§ **Aim of the task**: Copy each line below in which the word "color" occurs.

§ **Supplied records**:

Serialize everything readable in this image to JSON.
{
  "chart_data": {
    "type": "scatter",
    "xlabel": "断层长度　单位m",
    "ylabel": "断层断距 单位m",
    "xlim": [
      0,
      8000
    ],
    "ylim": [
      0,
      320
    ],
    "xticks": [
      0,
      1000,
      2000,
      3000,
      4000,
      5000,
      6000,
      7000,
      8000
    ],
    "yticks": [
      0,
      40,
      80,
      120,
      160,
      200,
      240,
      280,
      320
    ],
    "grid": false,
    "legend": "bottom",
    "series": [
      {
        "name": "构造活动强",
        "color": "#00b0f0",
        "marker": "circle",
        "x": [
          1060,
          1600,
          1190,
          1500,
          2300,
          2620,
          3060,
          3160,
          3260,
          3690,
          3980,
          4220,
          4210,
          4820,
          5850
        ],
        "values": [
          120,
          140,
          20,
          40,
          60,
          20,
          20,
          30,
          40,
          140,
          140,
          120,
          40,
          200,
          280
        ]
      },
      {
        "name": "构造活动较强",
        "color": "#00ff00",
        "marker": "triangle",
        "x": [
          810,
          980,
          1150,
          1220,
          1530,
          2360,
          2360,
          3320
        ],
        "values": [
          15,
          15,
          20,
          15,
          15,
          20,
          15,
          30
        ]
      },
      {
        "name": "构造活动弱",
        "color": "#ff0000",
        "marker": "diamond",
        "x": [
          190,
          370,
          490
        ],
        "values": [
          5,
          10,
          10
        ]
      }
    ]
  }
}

§ **Final result**:
        "color": "#00b0f0",
        "color": "#00ff00",
        "color": "#ff0000",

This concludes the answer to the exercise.